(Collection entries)
**********

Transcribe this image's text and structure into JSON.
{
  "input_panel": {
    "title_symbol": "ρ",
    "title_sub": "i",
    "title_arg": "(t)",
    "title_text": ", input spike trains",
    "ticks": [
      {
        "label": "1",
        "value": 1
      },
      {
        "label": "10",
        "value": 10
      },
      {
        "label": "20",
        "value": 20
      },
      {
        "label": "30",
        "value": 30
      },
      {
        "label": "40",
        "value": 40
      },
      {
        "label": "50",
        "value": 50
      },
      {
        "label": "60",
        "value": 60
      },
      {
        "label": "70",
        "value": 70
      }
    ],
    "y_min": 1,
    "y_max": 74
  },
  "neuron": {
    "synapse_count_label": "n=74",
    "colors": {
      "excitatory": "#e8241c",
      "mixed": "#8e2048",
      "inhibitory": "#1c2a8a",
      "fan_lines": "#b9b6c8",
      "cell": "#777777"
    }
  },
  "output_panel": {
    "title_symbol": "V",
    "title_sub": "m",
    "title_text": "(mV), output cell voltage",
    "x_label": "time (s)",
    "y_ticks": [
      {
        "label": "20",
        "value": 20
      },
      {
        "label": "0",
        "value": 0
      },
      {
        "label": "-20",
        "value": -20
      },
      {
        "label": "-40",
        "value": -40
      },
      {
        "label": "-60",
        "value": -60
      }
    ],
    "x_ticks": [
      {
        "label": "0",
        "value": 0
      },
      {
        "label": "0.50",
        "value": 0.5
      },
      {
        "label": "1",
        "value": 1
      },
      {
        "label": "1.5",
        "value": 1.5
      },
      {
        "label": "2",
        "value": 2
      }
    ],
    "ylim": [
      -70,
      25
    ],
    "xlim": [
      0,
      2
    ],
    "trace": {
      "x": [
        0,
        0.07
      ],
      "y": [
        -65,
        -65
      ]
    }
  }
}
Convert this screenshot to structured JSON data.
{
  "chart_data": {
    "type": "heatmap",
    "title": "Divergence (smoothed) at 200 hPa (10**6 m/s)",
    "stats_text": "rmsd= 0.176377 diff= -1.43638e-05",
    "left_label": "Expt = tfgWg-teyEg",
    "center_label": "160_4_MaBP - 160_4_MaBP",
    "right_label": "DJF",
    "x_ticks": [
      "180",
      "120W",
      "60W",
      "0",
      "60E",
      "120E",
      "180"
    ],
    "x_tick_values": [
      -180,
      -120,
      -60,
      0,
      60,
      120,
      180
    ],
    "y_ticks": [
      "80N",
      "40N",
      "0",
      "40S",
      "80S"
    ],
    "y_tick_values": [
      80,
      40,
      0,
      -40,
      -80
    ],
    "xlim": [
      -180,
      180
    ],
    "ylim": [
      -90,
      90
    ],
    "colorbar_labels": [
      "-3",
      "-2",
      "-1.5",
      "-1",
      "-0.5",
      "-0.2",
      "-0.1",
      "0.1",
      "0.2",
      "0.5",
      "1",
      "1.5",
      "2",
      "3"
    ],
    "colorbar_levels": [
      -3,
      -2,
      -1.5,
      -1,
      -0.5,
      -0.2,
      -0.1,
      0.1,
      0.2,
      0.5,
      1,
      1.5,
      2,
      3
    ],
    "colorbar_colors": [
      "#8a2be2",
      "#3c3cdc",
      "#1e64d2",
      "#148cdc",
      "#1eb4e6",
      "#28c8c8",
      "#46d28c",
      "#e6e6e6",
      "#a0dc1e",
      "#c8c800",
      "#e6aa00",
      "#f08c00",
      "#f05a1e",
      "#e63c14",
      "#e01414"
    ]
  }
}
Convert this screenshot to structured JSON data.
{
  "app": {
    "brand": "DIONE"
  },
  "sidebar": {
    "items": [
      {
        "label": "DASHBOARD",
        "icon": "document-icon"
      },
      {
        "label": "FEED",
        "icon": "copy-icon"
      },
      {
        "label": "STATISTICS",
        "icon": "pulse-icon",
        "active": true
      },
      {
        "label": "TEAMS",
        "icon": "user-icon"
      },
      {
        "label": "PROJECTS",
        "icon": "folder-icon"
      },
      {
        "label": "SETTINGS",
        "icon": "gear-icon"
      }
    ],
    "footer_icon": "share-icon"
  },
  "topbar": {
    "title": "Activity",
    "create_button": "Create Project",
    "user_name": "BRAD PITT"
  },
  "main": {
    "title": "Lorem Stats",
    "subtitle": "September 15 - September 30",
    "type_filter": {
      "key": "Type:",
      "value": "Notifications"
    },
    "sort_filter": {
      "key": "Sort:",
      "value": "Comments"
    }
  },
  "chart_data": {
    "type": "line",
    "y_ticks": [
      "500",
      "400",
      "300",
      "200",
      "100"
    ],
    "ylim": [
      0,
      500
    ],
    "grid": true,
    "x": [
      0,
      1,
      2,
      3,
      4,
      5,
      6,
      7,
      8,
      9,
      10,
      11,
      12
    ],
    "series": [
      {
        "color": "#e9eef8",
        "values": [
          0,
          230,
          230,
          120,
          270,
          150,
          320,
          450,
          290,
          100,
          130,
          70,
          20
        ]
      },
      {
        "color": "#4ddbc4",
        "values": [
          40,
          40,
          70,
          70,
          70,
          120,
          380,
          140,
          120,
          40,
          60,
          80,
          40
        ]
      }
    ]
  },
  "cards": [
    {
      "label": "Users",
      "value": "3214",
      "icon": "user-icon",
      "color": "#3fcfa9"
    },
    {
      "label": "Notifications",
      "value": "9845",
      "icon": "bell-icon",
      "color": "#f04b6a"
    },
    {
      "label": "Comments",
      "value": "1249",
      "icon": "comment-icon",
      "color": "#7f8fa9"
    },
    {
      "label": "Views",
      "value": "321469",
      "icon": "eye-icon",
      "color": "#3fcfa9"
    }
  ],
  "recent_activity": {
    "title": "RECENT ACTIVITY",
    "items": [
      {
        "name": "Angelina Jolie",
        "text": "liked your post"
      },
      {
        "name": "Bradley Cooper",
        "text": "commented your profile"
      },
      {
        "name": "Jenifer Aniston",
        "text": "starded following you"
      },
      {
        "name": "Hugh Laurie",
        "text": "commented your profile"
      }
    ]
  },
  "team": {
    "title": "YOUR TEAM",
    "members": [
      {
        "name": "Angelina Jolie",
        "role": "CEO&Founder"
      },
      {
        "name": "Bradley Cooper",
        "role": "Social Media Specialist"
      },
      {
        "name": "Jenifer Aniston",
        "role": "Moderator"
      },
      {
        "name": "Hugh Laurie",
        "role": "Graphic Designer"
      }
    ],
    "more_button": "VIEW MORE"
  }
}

**********

Problem
Transcribe all entries exactly as they are given.

Problem solution
Transcribe this image's text and structure into JSON.
{
  "input_panel": {
    "title_symbol": "ρ",
    "title_sub": "i",
    "title_arg": "(t)",
    "title_text": ", input spike trains",
    "ticks": [
      {
        "label": "1",
        "value": 1
      },
      {
        "label": "10",
        "value": 10
      },
      {
        "label": "20",
        "value": 20
      },
      {
        "label": "30",
        "value": 30
      },
      {
        "label": "40",
        "value": 40
      },
      {
        "label": "50",
        "value": 50
      },
      {
        "label": "60",
        "value": 60
      },
      {
        "label": "70",
        "value": 70
      }
    ],
    "y_min": 1,
    "y_max": 74
  },
  "neuron": {
    "synapse_count_label": "n=74",
    "colors": {
      "excitatory": "#e8241c",
      "mixed": "#8e2048",
      "inhibitory": "#1c2a8a",
      "fan_lines": "#b9b6c8",
      "cell": "#777777"
    }
  },
  "output_panel": {
    "title_symbol": "V",
    "title_sub": "m",
    "title_text": "(mV), output cell voltage",
    "x_label": "time (s)",
    "y_ticks": [
      {
        "label": "20",
        "value": 20
      },
      {
        "label": "0",
        "value": 0
      },
      {
        "label": "-20",
        "value": -20
      },
      {
        "label": "-40",
        "value": -40
      },
      {
        "label": "-60",
        "value": -60
      }
    ],
    "x_ticks": [
      {
        "label": "0",
        "value": 0
      },
      {
        "label": "0.50",
        "value": 0.5
      },
      {
        "label": "1",
        "value": 1
      },
      {
        "label": "1.5",
        "value": 1.5
      },
      {
        "label": "2",
        "value": 2
      }
    ],
    "ylim": [
      -70,
      25
    ],
    "xlim": [
      0,
      2
    ],
    "trace": {
      "x": [
        0,
        0.07
      ],
      "y": [
        -65,
        -65
      ]
    }
  }
}
Convert this screenshot to structured JSON data.
{
  "chart_data": {
    "type": "heatmap",
    "title": "Divergence (smoothed) at 200 hPa (10**6 m/s)",
    "stats_text": "rmsd= 0.176377 diff= -1.43638e-05",
    "left_label": "Expt = tfgWg-teyEg",
    "center_label": "160_4_MaBP - 160_4_MaBP",
    "right_label": "DJF",
    "x_ticks": [
      "180",
      "120W",
      "60W",
      "0",
      "60E",
      "120E",
      "180"
    ],
    "x_tick_values": [
      -180,
      -120,
      -60,
      0,
      60,
      120,
      180
    ],
    "y_ticks": [
      "80N",
      "40N",
      "0",
      "40S",
      "80S"
    ],
    "y_tick_values": [
      80,
      40,
      0,
      -40,
      -80
    ],
    "xlim": [
      -180,
      180
    ],
    "ylim": [
      -90,
      90
    ],
    "colorbar_labels": [
      "-3",
      "-2",
      "-1.5",
      "-1",
      "-0.5",
      "-0.2",
      "-0.1",
      "0.1",
      "0.2",
      "0.5",
      "1",
      "1.5",
      "2",
      "3"
    ],
    "colorbar_levels": [
      -3,
      -2,
      -1.5,
      -1,
      -0.5,
      -0.2,
      -0.1,
      0.1,
      0.2,
      0.5,
      1,
      1.5,
      2,
      3
    ],
    "colorbar_colors": [
      "#8a2be2",
      "#3c3cdc",
      "#1e64d2",
      "#148cdc",
      "#1eb4e6",
      "#28c8c8",
      "#46d28c",
      "#e6e6e6",
      "#a0dc1e",
      "#c8c800",
      "#e6aa00",
      "#f08c00",
      "#f05a1e",
      "#e63c14",
      "#e01414"
    ]
  }
}
Convert this screenshot to structured JSON data.
{
  "app": {
    "brand": "DIONE"
  },
  "sidebar": {
    "items": [
      {
        "label": "DASHBOARD",
        "icon": "document-icon"
      },
      {
        "label": "FEED",
        "icon": "copy-icon"
      },
      {
        "label": "STATISTICS",
        "icon": "pulse-icon",
        "active": true
      },
      {
        "label": "TEAMS",
        "icon": "user-icon"
      },
      {
        "label": "PROJECTS",
        "icon": "folder-icon"
      },
      {
        "label": "SETTINGS",
        "icon": "gear-icon"
      }
    ],
    "footer_icon": "share-icon"
  },
  "topbar": {
    "title": "Activity",
    "create_button": "Create Project",
    "user_name": "BRAD PITT"
  },
  "main": {
    "title": "Lorem Stats",
    "subtitle": "September 15 - September 30",
    "type_filter": {
      "key": "Type:",
      "value": "Notifications"
    },
    "sort_filter": {
      "key": "Sort:",
      "value": "Comments"
    }
  },
  "chart_data": {
    "type": "line",
    "y_ticks": [
      "500",
      "400",
      "300",
      "200",
      "100"
    ],
    "ylim": [
      0,
      500
    ],
    "grid": true,
    "x": [
      0,
      1,
      2,
      3,
      4,
      5,
      6,
      7,
      8,
      9,
      10,
      11,
      12
    ],
    "series": [
      {
        "color": "#e9eef8",
        "values": [
          0,
          230,
          230,
          120,
          270,
          150,
          320,
          450,
          290,
          100,
          130,
          70,
          20
        ]
      },
      {
        "color": "#4ddbc4",
        "values": [
          40,
          40,
          70,
          70,
          70,
          120,
          380,
          140,
          120,
          40,
          60,
          80,
          40
        ]
      }
    ]
  },
  "cards": [
    {
      "label": "Users",
      "value": "3214",
      "icon": "user-icon",
      "color": "#3fcfa9"
    },
    {
      "label": "Notifications",
      "value": "9845",
      "icon": "bell-icon",
      "color": "#f04b6a"
    },
    {
      "label": "Comments",
      "value": "1249",
      "icon": "comment-icon",
      "color": "#7f8fa9"
    },
    {
      "label": "Views",
      "value": "321469",
      "icon": "eye-icon",
      "color": "#3fcfa9"
    }
  ],
  "recent_activity": {
    "title": "RECENT ACTIVITY",
    "items": [
      {
        "name": "Angelina Jolie",
        "text": "liked your post"
      },
      {
        "name": "Bradley Cooper",
        "text": "commented your profile"
      },
      {
        "name": "Jenifer Aniston",
        "text": "starded following you"
      },
      {
        "name": "Hugh Laurie",
        "text": "commented your profile"
      }
    ]
  },
  "team": {
    "title": "YOUR TEAM",
    "members": [
      {
        "name": "Angelina Jolie",
        "role": "CEO&Founder"
      },
      {
        "name": "Bradley Cooper",
        "role": "Social Media Specialist"
      },
      {
        "name": "Jenifer Aniston",
        "role": "Moderator"
      },
      {
        "name": "Hugh Laurie",
        "role": "Graphic Designer"
      }
    ],
    "more_button": "VIEW MORE"
  }
}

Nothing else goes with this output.